▶ **DATASET EXCERPTS**
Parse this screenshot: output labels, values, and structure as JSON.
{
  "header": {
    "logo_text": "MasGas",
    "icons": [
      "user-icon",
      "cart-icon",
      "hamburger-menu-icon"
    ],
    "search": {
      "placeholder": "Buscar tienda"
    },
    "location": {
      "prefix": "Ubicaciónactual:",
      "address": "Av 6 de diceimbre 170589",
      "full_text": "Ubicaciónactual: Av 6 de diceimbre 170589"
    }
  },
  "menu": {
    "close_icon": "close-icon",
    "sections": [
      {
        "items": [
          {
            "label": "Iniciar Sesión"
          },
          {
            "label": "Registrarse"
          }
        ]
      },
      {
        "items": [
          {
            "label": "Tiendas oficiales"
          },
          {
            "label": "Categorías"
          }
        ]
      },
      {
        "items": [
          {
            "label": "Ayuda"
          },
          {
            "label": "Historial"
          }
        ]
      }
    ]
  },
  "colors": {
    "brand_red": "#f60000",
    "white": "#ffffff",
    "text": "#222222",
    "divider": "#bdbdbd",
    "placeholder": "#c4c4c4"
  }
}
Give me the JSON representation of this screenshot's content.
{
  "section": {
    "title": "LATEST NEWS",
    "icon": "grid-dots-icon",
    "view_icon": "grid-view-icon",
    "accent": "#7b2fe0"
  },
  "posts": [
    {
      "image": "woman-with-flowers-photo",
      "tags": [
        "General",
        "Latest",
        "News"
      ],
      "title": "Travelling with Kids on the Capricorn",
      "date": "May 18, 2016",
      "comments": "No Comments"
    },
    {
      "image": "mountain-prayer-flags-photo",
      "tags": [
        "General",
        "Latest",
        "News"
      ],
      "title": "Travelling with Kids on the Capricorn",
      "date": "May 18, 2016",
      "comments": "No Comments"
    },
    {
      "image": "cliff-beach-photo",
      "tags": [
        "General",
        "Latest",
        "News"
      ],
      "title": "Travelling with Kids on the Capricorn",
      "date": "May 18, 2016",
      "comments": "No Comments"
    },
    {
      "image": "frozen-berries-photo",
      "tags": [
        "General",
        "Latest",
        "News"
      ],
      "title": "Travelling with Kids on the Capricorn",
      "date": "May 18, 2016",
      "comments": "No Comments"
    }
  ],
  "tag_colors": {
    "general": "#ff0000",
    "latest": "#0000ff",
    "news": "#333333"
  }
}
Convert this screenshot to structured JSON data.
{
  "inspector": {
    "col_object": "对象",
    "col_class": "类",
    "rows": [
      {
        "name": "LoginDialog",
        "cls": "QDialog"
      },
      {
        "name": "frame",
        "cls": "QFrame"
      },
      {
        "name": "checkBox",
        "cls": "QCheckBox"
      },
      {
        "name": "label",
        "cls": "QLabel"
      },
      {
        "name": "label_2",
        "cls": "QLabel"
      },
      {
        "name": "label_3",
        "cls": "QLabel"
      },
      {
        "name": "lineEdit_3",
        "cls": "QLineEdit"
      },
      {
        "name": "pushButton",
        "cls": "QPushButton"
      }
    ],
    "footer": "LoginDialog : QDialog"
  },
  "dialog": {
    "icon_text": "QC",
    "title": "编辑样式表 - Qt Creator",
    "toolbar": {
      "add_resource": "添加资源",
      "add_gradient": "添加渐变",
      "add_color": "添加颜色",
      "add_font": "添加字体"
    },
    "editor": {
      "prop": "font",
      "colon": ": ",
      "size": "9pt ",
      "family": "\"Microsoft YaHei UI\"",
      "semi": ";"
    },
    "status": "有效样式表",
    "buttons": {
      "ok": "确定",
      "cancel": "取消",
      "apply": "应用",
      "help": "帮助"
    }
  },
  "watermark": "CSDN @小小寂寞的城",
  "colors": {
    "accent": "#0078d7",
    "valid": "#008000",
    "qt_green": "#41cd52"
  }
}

▶ **PROBLEM TO WORK ON**
Output every record above exactly as it appears.

▶ **REPLY TO THE EXERCISE**
Parse this screenshot: output labels, values, and structure as JSON.
{
  "header": {
    "logo_text": "MasGas",
    "icons": [
      "user-icon",
      "cart-icon",
      "hamburger-menu-icon"
    ],
    "search": {
      "placeholder": "Buscar tienda"
    },
    "location": {
      "prefix": "Ubicaciónactual:",
      "address": "Av 6 de diceimbre 170589",
      "full_text": "Ubicaciónactual: Av 6 de diceimbre 170589"
    }
  },
  "menu": {
    "close_icon": "close-icon",
    "sections": [
      {
        "items": [
          {
            "label": "Iniciar Sesión"
          },
          {
            "label": "Registrarse"
          }
        ]
      },
      {
        "items": [
          {
            "label": "Tiendas oficiales"
          },
          {
            "label": "Categorías"
          }
        ]
      },
      {
        "items": [
          {
            "label": "Ayuda"
          },
          {
            "label": "Historial"
          }
        ]
      }
    ]
  },
  "colors": {
    "brand_red": "#f60000",
    "white": "#ffffff",
    "text": "#222222",
    "divider": "#bdbdbd",
    "placeholder": "#c4c4c4"
  }
}
Give me the JSON representation of this screenshot's content.
{
  "section": {
    "title": "LATEST NEWS",
    "icon": "grid-dots-icon",
    "view_icon": "grid-view-icon",
    "accent": "#7b2fe0"
  },
  "posts": [
    {
      "image": "woman-with-flowers-photo",
      "tags": [
        "General",
        "Latest",
        "News"
      ],
      "title": "Travelling with Kids on the Capricorn",
      "date": "May 18, 2016",
      "comments": "No Comments"
    },
    {
      "image": "mountain-prayer-flags-photo",
      "tags": [
        "General",
        "Latest",
        "News"
      ],
      "title": "Travelling with Kids on the Capricorn",
      "date": "May 18, 2016",
      "comments": "No Comments"
    },
    {
      "image": "cliff-beach-photo",
      "tags": [
        "General",
        "Latest",
        "News"
      ],
      "title": "Travelling with Kids on the Capricorn",
      "date": "May 18, 2016",
      "comments": "No Comments"
    },
    {
      "image": "frozen-berries-photo",
      "tags": [
        "General",
        "Latest",
        "News"
      ],
      "title": "Travelling with Kids on the Capricorn",
      "date": "May 18, 2016",
      "comments": "No Comments"
    }
  ],
  "tag_colors": {
    "general": "#ff0000",
    "latest": "#0000ff",
    "news": "#333333"
  }
}
Convert this screenshot to structured JSON data.
{
  "inspector": {
    "col_object": "对象",
    "col_class": "类",
    "rows": [
      {
        "name": "LoginDialog",
        "cls": "QDialog"
      },
      {
        "name": "frame",
        "cls": "QFrame"
      },
      {
        "name": "checkBox",
        "cls": "QCheckBox"
      },
      {
        "name": "label",
        "cls": "QLabel"
      },
      {
        "name": "label_2",
        "cls": "QLabel"
      },
      {
        "name": "label_3",
        "cls": "QLabel"
      },
      {
        "name": "lineEdit_3",
        "cls": "QLineEdit"
      },
      {
        "name": "pushButton",
        "cls": "QPushButton"
      }
    ],
    "footer": "LoginDialog : QDialog"
  },
  "dialog": {
    "icon_text": "QC",
    "title": "编辑样式表 - Qt Creator",
    "toolbar": {
      "add_resource": "添加资源",
      "add_gradient": "添加渐变",
      "add_color": "添加颜色",
      "add_font": "添加字体"
    },
    "editor": {
      "prop": "font",
      "colon": ": ",
      "size": "9pt ",
      "family": "\"Microsoft YaHei UI\"",
      "semi": ";"
    },
    "status": "有效样式表",
    "buttons": {
      "ok": "确定",
      "cancel": "取消",
      "apply": "应用",
      "help": "帮助"
    }
  },
  "watermark": "CSDN @小小寂寞的城",
  "colors": {
    "accent": "#0078d7",
    "valid": "#008000",
    "qt_green": "#41cd52"
  }
}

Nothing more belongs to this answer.